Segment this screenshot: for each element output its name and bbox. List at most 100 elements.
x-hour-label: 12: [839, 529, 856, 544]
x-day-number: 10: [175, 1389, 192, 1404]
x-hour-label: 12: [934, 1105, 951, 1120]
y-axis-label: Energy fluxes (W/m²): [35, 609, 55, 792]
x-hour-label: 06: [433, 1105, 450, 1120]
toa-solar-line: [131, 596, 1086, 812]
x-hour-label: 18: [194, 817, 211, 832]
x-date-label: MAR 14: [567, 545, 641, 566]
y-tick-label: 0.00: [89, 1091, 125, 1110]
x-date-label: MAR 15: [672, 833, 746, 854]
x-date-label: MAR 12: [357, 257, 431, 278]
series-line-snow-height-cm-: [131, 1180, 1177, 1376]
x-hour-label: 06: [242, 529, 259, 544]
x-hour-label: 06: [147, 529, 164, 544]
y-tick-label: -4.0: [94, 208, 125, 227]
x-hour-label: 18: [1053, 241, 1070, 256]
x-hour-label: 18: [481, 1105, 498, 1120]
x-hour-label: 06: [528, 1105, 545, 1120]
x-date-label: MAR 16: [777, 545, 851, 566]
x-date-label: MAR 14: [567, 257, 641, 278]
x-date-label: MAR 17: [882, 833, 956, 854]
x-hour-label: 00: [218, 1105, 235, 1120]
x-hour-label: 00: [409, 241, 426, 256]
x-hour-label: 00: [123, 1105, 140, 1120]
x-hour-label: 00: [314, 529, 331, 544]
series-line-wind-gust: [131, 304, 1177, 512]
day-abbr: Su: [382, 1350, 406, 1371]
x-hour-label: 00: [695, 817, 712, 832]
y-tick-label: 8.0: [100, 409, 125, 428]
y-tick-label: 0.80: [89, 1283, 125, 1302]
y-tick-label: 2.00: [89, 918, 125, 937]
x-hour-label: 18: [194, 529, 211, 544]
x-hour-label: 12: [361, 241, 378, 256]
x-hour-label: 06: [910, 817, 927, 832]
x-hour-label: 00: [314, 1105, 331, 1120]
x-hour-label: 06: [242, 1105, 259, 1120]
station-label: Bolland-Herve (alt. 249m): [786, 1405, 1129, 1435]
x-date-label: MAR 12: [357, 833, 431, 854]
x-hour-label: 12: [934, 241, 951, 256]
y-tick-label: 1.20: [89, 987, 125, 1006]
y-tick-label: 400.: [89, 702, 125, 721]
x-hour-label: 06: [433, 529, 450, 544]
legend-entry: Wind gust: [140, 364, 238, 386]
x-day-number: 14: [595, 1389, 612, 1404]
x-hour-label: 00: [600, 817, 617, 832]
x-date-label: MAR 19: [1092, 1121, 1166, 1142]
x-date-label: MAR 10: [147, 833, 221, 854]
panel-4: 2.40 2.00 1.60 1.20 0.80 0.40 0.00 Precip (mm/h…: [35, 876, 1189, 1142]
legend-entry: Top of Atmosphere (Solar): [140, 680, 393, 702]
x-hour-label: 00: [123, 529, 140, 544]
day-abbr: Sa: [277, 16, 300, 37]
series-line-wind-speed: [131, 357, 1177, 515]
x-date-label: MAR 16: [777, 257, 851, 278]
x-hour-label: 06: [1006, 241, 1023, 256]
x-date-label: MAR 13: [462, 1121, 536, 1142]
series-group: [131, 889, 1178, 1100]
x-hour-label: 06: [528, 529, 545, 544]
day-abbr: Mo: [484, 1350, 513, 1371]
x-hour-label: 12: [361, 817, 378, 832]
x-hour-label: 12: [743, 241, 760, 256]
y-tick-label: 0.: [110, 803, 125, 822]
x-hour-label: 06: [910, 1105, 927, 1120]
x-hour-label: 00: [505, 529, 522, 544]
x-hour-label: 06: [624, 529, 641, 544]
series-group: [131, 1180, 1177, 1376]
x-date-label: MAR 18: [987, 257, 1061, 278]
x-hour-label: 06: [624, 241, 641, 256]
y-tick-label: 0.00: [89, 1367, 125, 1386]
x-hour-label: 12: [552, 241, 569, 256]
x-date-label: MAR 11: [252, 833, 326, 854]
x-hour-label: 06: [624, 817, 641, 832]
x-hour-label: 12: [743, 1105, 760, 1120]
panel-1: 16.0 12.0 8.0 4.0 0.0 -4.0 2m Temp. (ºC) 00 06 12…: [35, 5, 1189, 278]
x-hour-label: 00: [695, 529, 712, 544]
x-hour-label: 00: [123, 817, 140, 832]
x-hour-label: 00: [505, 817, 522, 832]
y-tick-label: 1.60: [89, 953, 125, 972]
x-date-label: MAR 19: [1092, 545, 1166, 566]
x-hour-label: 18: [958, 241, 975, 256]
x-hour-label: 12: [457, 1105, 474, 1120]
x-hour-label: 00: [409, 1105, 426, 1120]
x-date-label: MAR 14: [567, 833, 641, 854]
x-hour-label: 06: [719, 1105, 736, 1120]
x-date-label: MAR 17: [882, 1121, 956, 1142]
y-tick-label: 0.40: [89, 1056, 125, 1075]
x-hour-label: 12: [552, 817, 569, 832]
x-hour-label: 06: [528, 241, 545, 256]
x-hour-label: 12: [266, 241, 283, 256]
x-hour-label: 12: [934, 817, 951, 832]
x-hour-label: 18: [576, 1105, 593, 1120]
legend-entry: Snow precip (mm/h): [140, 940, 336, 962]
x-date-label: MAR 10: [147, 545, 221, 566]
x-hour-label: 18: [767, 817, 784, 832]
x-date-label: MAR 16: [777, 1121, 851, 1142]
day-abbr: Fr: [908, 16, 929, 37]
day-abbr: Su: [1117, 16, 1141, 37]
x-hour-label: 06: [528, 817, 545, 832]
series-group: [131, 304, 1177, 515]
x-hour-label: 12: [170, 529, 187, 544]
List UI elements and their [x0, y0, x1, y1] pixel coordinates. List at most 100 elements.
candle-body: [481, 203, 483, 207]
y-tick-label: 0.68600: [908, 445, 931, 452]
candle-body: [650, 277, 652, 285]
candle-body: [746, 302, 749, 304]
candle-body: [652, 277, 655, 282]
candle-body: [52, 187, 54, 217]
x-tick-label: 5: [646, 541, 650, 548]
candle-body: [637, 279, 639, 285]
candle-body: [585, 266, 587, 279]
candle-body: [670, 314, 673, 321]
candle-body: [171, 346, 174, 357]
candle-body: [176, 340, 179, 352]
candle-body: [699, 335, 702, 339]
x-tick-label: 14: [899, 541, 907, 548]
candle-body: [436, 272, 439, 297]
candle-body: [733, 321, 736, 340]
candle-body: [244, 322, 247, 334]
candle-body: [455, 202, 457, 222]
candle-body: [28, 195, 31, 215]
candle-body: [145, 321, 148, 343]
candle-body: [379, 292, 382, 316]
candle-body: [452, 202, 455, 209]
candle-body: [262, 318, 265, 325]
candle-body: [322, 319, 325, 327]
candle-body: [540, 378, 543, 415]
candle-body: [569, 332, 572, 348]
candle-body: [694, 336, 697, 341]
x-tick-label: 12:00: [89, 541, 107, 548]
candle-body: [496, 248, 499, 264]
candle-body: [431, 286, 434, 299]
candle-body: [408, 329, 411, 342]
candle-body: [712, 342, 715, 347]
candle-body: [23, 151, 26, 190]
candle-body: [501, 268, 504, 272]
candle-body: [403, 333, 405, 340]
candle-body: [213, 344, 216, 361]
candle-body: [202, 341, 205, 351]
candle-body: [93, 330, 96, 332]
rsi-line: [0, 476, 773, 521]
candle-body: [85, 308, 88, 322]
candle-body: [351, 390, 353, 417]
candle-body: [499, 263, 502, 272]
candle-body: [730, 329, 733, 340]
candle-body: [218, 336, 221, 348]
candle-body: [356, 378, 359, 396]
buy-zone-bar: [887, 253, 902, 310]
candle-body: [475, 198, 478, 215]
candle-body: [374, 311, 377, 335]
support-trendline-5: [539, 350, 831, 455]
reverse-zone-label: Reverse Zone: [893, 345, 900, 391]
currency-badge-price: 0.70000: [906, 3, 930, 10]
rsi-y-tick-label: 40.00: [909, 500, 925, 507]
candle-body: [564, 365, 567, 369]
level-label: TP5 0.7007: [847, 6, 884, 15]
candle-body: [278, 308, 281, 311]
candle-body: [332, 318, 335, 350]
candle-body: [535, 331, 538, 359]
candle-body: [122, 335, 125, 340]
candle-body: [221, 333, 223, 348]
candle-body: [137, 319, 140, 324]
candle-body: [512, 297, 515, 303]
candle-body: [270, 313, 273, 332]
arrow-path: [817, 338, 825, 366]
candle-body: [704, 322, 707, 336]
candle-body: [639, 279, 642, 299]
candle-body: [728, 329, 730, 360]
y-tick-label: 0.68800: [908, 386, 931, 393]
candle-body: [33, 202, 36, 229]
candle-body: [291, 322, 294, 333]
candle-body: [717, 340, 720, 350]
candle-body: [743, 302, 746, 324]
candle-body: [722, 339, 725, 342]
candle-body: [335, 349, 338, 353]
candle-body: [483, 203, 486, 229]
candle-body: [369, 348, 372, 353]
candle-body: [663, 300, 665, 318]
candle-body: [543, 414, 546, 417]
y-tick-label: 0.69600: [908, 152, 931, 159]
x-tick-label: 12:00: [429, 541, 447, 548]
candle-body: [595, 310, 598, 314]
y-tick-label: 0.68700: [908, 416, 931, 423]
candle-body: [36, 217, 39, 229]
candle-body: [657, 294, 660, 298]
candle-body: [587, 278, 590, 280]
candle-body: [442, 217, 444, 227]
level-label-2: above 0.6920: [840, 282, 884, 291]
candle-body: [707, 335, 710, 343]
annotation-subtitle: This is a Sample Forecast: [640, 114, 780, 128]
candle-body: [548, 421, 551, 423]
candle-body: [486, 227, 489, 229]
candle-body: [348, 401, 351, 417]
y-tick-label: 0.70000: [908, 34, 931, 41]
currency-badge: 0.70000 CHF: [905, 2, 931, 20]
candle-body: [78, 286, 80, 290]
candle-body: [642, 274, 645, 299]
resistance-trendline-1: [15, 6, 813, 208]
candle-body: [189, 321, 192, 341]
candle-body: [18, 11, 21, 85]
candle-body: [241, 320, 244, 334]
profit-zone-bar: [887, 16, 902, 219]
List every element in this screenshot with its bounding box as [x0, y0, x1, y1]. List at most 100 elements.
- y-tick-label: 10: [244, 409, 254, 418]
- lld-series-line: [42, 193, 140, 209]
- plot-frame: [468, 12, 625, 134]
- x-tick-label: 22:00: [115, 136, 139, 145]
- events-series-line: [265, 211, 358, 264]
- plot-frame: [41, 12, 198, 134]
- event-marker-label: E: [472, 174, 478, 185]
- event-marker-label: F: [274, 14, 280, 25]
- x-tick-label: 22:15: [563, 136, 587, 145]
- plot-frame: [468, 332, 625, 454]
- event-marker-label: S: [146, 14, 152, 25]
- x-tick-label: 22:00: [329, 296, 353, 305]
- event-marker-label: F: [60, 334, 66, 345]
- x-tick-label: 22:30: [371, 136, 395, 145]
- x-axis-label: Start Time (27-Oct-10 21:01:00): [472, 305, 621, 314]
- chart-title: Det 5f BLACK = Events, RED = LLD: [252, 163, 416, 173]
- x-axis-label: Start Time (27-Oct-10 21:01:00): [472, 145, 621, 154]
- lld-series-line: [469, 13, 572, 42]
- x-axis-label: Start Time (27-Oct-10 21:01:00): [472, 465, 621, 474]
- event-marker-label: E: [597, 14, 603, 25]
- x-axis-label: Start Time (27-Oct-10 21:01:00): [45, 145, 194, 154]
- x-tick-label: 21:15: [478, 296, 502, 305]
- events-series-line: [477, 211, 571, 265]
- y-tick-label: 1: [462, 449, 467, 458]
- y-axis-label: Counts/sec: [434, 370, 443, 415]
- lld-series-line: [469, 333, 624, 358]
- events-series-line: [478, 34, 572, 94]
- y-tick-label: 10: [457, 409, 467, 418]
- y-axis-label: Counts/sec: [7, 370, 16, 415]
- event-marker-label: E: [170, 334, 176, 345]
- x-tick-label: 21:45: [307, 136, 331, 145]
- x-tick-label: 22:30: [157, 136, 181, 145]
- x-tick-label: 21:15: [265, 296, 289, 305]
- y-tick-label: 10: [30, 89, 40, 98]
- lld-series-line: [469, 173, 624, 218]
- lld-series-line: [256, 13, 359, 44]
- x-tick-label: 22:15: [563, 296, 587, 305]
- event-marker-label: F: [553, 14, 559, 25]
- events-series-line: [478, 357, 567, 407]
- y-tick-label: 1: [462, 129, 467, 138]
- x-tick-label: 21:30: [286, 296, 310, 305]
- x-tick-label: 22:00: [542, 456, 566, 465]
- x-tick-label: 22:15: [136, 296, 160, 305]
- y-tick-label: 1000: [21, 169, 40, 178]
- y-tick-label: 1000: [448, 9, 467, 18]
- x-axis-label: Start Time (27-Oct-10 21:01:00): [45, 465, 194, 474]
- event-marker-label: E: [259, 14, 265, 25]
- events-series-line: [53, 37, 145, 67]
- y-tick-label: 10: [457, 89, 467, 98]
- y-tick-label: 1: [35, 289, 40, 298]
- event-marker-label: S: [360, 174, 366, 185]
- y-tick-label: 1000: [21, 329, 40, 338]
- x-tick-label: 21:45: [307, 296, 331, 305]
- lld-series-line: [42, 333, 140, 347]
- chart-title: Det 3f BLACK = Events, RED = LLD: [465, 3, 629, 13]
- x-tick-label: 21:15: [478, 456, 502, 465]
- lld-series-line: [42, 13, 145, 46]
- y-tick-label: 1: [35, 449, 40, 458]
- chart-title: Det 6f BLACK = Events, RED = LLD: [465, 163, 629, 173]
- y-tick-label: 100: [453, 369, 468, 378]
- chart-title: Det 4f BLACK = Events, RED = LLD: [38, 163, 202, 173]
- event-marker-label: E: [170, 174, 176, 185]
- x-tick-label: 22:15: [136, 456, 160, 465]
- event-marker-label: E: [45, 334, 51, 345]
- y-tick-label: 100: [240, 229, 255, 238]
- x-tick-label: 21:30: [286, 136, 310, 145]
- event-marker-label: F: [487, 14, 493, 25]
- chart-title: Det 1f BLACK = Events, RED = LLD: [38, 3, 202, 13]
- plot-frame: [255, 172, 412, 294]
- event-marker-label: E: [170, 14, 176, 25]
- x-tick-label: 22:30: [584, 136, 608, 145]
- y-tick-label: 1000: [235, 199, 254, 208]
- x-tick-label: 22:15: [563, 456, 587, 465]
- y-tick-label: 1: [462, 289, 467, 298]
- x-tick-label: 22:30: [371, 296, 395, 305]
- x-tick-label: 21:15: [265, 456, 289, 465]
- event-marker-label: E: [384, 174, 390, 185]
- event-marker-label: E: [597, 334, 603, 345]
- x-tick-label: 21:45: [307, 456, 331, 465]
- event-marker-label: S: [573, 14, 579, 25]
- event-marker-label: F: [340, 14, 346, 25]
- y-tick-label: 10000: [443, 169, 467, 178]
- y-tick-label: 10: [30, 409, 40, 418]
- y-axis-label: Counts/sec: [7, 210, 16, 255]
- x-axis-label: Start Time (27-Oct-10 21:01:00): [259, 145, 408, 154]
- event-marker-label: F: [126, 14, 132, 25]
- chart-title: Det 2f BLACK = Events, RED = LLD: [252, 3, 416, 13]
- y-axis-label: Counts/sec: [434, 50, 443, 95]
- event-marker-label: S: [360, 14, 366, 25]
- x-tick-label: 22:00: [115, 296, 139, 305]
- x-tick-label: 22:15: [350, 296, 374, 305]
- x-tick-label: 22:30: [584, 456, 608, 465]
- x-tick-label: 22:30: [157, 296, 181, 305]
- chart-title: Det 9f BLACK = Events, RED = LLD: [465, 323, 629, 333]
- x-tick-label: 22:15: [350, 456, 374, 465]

Request — Arrange the records, from their first line through the line containing "x-hour-label: 18: [1053, 241, 1070, 256]" with both ends included, as a numbered list, leaving out any blank lines.

Solved problem —
1. Segment this screenshot: for each element output its name and bbox. List at most 100 elements.
2. x-hour-label: 12: [839, 529, 856, 544]
3. x-day-number: 10: [175, 1389, 192, 1404]
4. x-hour-label: 12: [934, 1105, 951, 1120]
5. y-axis-label: Energy fluxes (W/m²): [35, 609, 55, 792]
6. x-hour-label: 06: [433, 1105, 450, 1120]
7. toa-solar-line: [131, 596, 1086, 812]
8. x-hour-label: 18: [194, 817, 211, 832]
9. x-date-label: MAR 14: [567, 545, 641, 566]
10. y-tick-label: 0.00: [89, 1091, 125, 1110]
11. x-date-label: MAR 15: [672, 833, 746, 854]
12. x-date-label: MAR 12: [357, 257, 431, 278]
13. series-line-snow-height-cm-: [131, 1180, 1177, 1376]
14. x-hour-label: 06: [242, 529, 259, 544]
15. x-hour-label: 06: [147, 529, 164, 544]
16. y-tick-label: -4.0: [94, 208, 125, 227]
17. x-hour-label: 18: [1053, 241, 1070, 256]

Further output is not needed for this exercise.